Do this: Reproduce the listing below without changes, except that pictures are left out.
════
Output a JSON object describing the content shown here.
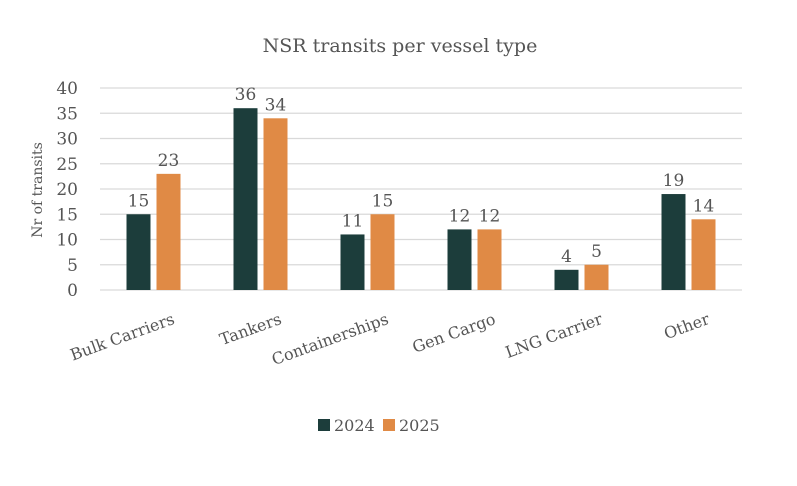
{
  "chart_data": {
    "type": "bar",
    "title": "NSR transits per vessel type",
    "xlabel": "",
    "ylabel": "Nr of transits",
    "ylim": [
      0,
      40
    ],
    "yticks": [
      0,
      5,
      10,
      15,
      20,
      25,
      30,
      35,
      40
    ],
    "grid": true,
    "legend_position": "bottom",
    "categories": [
      "Bulk Carriers",
      "Tankers",
      "Containerships",
      "Gen Cargo",
      "LNG Carrier",
      "Other"
    ],
    "series": [
      {
        "name": "2024",
        "color": "#1c3d3b",
        "values": [
          15,
          36,
          11,
          12,
          4,
          19
        ]
      },
      {
        "name": "2025",
        "color": "#e08a45",
        "values": [
          23,
          34,
          15,
          12,
          5,
          14
        ]
      }
    ]
  }
}
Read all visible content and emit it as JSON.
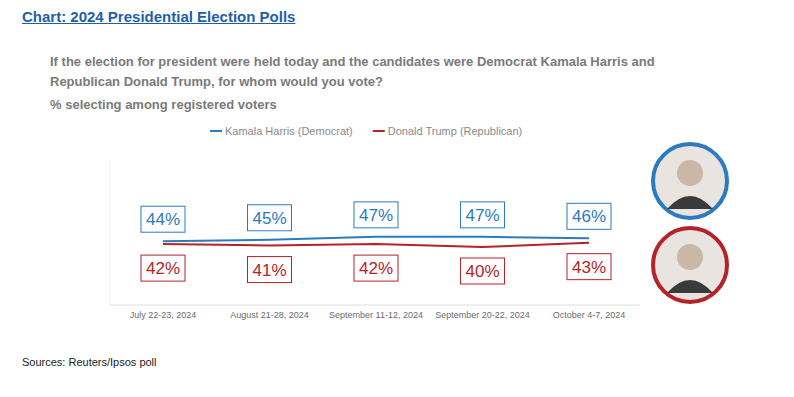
{
  "chart_data": {
    "type": "line",
    "title": "Chart: 2024 Presidential Election Polls",
    "subtitle": "If the election for president were held today and the candidates were Democrat Kamala Harris and Republican Donald Trump, for whom would you vote?",
    "ylabel": "% selecting among registered voters",
    "source": "Sources: Reuters/Ipsos poll",
    "categories": [
      "July 22-23, 2024",
      "August 21-28, 2024",
      "September 11-12, 2024",
      "September 20-22, 2024",
      "October 4-7, 2024"
    ],
    "series": [
      {
        "name": "Kamala Harris (Democrat)",
        "color": "#2b7bc0",
        "values": [
          44,
          45,
          47,
          47,
          46
        ],
        "value_labels": [
          "44%",
          "45%",
          "47%",
          "47%",
          "46%"
        ]
      },
      {
        "name": "Donald Trump (Republican)",
        "color": "#b5232a",
        "values": [
          42,
          41,
          42,
          40,
          43
        ],
        "value_labels": [
          "42%",
          "41%",
          "42%",
          "40%",
          "43%"
        ]
      }
    ],
    "ylim": [
      0,
      100
    ],
    "grid": false,
    "legend": "top",
    "data_labels": true,
    "tick_labels": "x"
  }
}
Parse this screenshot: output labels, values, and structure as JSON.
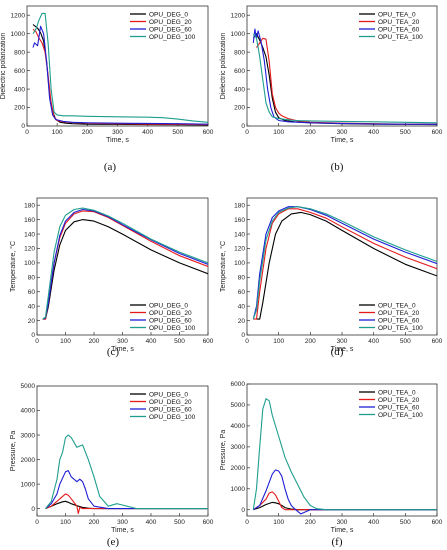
════
The response:
Output a JSON object describing the content shown here.
{
  "chart_data": {
    "type": "bar",
    "title": "NSR transits per vessel type",
    "xlabel": "",
    "ylabel": "Nr of transits",
    "ylim": [
      0,
      40
    ],
    "yticks": [
      0,
      5,
      10,
      15,
      20,
      25,
      30,
      35,
      40
    ],
    "grid": true,
    "legend_position": "bottom",
    "categories": [
      "Bulk Carriers",
      "Tankers",
      "Containerships",
      "Gen Cargo",
      "LNG Carrier",
      "Other"
    ],
    "series": [
      {
        "name": "2024",
        "color": "#1c3d3b",
        "values": [
          15,
          36,
          11,
          12,
          4,
          19
        ]
      },
      {
        "name": "2025",
        "color": "#e08a45",
        "values": [
          23,
          34,
          15,
          12,
          5,
          14
        ]
      }
    ]
  }
}
Read all visible content and emit it as JSON.
{
  "chart_data": {
    "type": "line",
    "title": "Chart: 2024 Presidential Election Polls",
    "subtitle": "If the election for president were held today and the candidates were Democrat Kamala Harris and Republican Donald Trump, for whom would you vote?",
    "ylabel": "% selecting among registered voters",
    "source": "Sources: Reuters/Ipsos poll",
    "categories": [
      "July 22-23, 2024",
      "August 21-28, 2024",
      "September 11-12, 2024",
      "September 20-22, 2024",
      "October 4-7, 2024"
    ],
    "series": [
      {
        "name": "Kamala Harris (Democrat)",
        "color": "#2b7bc0",
        "values": [
          44,
          45,
          47,
          47,
          46
        ],
        "value_labels": [
          "44%",
          "45%",
          "47%",
          "47%",
          "46%"
        ]
      },
      {
        "name": "Donald Trump (Republican)",
        "color": "#b5232a",
        "values": [
          42,
          41,
          42,
          40,
          43
        ],
        "value_labels": [
          "42%",
          "41%",
          "42%",
          "40%",
          "43%"
        ]
      }
    ],
    "ylim": [
      0,
      100
    ],
    "grid": false,
    "legend": "top",
    "data_labels": true,
    "tick_labels": "x"
  }
}
Parse this screenshot: output labels, values, and structure as JSON.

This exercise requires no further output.